Your task >> Restate the records below word for word.

═════ Listed records ═════

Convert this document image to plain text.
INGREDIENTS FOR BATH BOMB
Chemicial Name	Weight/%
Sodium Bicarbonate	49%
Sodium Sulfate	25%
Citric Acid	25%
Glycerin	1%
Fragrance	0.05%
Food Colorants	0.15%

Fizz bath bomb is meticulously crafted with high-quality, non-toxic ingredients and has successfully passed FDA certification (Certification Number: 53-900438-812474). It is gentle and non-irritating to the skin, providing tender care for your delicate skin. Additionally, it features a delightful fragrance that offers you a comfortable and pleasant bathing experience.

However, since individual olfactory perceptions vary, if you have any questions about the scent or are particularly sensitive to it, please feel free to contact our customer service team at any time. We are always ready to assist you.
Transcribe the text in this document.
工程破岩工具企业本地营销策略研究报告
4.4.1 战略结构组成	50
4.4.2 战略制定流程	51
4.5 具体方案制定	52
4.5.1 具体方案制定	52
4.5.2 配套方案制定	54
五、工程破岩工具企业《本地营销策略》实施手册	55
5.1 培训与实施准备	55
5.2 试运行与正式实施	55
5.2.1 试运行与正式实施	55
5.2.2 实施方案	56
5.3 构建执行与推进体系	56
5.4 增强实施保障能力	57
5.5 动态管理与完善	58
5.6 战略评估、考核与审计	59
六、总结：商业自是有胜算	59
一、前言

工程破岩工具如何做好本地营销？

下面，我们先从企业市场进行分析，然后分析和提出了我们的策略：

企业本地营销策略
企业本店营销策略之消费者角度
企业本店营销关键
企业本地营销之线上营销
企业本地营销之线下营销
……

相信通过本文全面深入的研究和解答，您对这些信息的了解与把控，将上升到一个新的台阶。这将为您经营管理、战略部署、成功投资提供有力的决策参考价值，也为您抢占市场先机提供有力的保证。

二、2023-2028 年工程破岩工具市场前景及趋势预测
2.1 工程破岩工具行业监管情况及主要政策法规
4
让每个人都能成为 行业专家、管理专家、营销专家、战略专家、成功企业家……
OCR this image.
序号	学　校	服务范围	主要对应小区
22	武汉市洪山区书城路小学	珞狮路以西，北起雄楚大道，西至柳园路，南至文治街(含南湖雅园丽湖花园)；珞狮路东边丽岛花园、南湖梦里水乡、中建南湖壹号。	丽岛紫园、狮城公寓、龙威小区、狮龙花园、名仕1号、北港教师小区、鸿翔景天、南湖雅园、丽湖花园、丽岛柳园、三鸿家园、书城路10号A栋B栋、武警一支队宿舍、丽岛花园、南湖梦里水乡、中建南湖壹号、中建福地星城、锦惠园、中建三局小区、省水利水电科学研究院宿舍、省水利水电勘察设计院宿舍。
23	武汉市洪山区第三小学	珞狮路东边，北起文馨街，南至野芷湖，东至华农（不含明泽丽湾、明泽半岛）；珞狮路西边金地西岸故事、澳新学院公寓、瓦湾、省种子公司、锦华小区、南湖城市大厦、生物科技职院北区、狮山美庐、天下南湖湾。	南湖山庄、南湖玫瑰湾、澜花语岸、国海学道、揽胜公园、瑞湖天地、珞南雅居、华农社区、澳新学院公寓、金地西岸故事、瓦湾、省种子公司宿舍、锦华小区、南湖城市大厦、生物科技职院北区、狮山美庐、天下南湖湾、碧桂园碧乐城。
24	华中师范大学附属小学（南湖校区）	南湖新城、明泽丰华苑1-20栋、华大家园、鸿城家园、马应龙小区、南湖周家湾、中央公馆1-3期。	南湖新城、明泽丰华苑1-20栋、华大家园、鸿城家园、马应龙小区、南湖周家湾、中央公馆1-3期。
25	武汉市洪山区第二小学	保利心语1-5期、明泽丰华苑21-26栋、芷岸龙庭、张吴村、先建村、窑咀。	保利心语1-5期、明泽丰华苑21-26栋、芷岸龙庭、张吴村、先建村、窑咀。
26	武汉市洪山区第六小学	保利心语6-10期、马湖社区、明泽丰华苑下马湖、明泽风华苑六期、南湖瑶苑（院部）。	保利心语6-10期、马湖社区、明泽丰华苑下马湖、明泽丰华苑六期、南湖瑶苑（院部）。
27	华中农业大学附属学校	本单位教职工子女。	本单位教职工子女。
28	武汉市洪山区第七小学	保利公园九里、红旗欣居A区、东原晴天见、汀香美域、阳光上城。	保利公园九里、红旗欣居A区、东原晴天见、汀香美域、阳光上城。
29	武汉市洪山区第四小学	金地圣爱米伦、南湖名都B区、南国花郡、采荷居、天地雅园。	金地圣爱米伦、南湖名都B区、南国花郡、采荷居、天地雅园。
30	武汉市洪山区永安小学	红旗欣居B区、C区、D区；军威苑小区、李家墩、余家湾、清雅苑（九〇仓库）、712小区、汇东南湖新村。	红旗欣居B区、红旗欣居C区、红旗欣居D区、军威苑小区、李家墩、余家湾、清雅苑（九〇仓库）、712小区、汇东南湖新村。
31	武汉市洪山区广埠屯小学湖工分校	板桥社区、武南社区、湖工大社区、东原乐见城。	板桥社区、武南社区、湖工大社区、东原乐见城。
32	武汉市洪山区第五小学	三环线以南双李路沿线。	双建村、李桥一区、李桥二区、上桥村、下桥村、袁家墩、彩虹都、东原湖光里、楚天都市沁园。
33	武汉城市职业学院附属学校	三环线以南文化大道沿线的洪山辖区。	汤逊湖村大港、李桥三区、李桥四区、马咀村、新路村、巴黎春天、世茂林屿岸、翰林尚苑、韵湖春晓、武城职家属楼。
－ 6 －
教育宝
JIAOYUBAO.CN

═════

The result >>
Convert this document image to plain text.
INGREDIENTS FOR BATH BOMB
Chemicial Name	Weight/%
Sodium Bicarbonate	49%
Sodium Sulfate	25%
Citric Acid	25%
Glycerin	1%
Fragrance	0.05%
Food Colorants	0.15%

Fizz bath bomb is meticulously crafted with high-quality, non-toxic ingredients and has successfully passed FDA certification (Certification Number: 53-900438-812474). It is gentle and non-irritating to the skin, providing tender care for your delicate skin. Additionally, it features a delightful fragrance that offers you a comfortable and pleasant bathing experience.

However, since individual olfactory perceptions vary, if you have any questions about the scent or are particularly sensitive to it, please feel free to contact our customer service team at any time. We are always ready to assist you.
Transcribe the text in this document.
工程破岩工具企业本地营销策略研究报告
4.4.1 战略结构组成	50
4.4.2 战略制定流程	51
4.5 具体方案制定	52
4.5.1 具体方案制定	52
4.5.2 配套方案制定	54
五、工程破岩工具企业《本地营销策略》实施手册	55
5.1 培训与实施准备	55
5.2 试运行与正式实施	55
5.2.1 试运行与正式实施	55
5.2.2 实施方案	56
5.3 构建执行与推进体系	56
5.4 增强实施保障能力	57
5.5 动态管理与完善	58
5.6 战略评估、考核与审计	59
六、总结：商业自是有胜算	59
一、前言

工程破岩工具如何做好本地营销？

下面，我们先从企业市场进行分析，然后分析和提出了我们的策略：

企业本地营销策略
企业本店营销策略之消费者角度
企业本店营销关键
企业本地营销之线上营销
企业本地营销之线下营销
……

相信通过本文全面深入的研究和解答，您对这些信息的了解与把控，将上升到一个新的台阶。这将为您经营管理、战略部署、成功投资提供有力的决策参考价值，也为您抢占市场先机提供有力的保证。

二、2023-2028 年工程破岩工具市场前景及趋势预测
2.1 工程破岩工具行业监管情况及主要政策法规
4
让每个人都能成为 行业专家、管理专家、营销专家、战略专家、成功企业家……
OCR this image.
序号	学　校	服务范围	主要对应小区
22	武汉市洪山区书城路小学	珞狮路以西，北起雄楚大道，西至柳园路，南至文治街(含南湖雅园丽湖花园)；珞狮路东边丽岛花园、南湖梦里水乡、中建南湖壹号。	丽岛紫园、狮城公寓、龙威小区、狮龙花园、名仕1号、北港教师小区、鸿翔景天、南湖雅园、丽湖花园、丽岛柳园、三鸿家园、书城路10号A栋B栋、武警一支队宿舍、丽岛花园、南湖梦里水乡、中建南湖壹号、中建福地星城、锦惠园、中建三局小区、省水利水电科学研究院宿舍、省水利水电勘察设计院宿舍。
23	武汉市洪山区第三小学	珞狮路东边，北起文馨街，南至野芷湖，东至华农（不含明泽丽湾、明泽半岛）；珞狮路西边金地西岸故事、澳新学院公寓、瓦湾、省种子公司、锦华小区、南湖城市大厦、生物科技职院北区、狮山美庐、天下南湖湾。	南湖山庄、南湖玫瑰湾、澜花语岸、国海学道、揽胜公园、瑞湖天地、珞南雅居、华农社区、澳新学院公寓、金地西岸故事、瓦湾、省种子公司宿舍、锦华小区、南湖城市大厦、生物科技职院北区、狮山美庐、天下南湖湾、碧桂园碧乐城。
24	华中师范大学附属小学（南湖校区）	南湖新城、明泽丰华苑1-20栋、华大家园、鸿城家园、马应龙小区、南湖周家湾、中央公馆1-3期。	南湖新城、明泽丰华苑1-20栋、华大家园、鸿城家园、马应龙小区、南湖周家湾、中央公馆1-3期。
25	武汉市洪山区第二小学	保利心语1-5期、明泽丰华苑21-26栋、芷岸龙庭、张吴村、先建村、窑咀。	保利心语1-5期、明泽丰华苑21-26栋、芷岸龙庭、张吴村、先建村、窑咀。
26	武汉市洪山区第六小学	保利心语6-10期、马湖社区、明泽丰华苑下马湖、明泽风华苑六期、南湖瑶苑（院部）。	保利心语6-10期、马湖社区、明泽丰华苑下马湖、明泽丰华苑六期、南湖瑶苑（院部）。
27	华中农业大学附属学校	本单位教职工子女。	本单位教职工子女。
28	武汉市洪山区第七小学	保利公园九里、红旗欣居A区、东原晴天见、汀香美域、阳光上城。	保利公园九里、红旗欣居A区、东原晴天见、汀香美域、阳光上城。
29	武汉市洪山区第四小学	金地圣爱米伦、南湖名都B区、南国花郡、采荷居、天地雅园。	金地圣爱米伦、南湖名都B区、南国花郡、采荷居、天地雅园。
30	武汉市洪山区永安小学	红旗欣居B区、C区、D区；军威苑小区、李家墩、余家湾、清雅苑（九〇仓库）、712小区、汇东南湖新村。	红旗欣居B区、红旗欣居C区、红旗欣居D区、军威苑小区、李家墩、余家湾、清雅苑（九〇仓库）、712小区、汇东南湖新村。
31	武汉市洪山区广埠屯小学湖工分校	板桥社区、武南社区、湖工大社区、东原乐见城。	板桥社区、武南社区、湖工大社区、东原乐见城。
32	武汉市洪山区第五小学	三环线以南双李路沿线。	双建村、李桥一区、李桥二区、上桥村、下桥村、袁家墩、彩虹都、东原湖光里、楚天都市沁园。
33	武汉城市职业学院附属学校	三环线以南文化大道沿线的洪山辖区。	汤逊湖村大港、李桥三区、李桥四区、马咀村、新路村、巴黎春天、世茂林屿岸、翰林尚苑、韵湖春晓、武城职家属楼。
－ 6 －
教育宝
JIAOYUBAO.CN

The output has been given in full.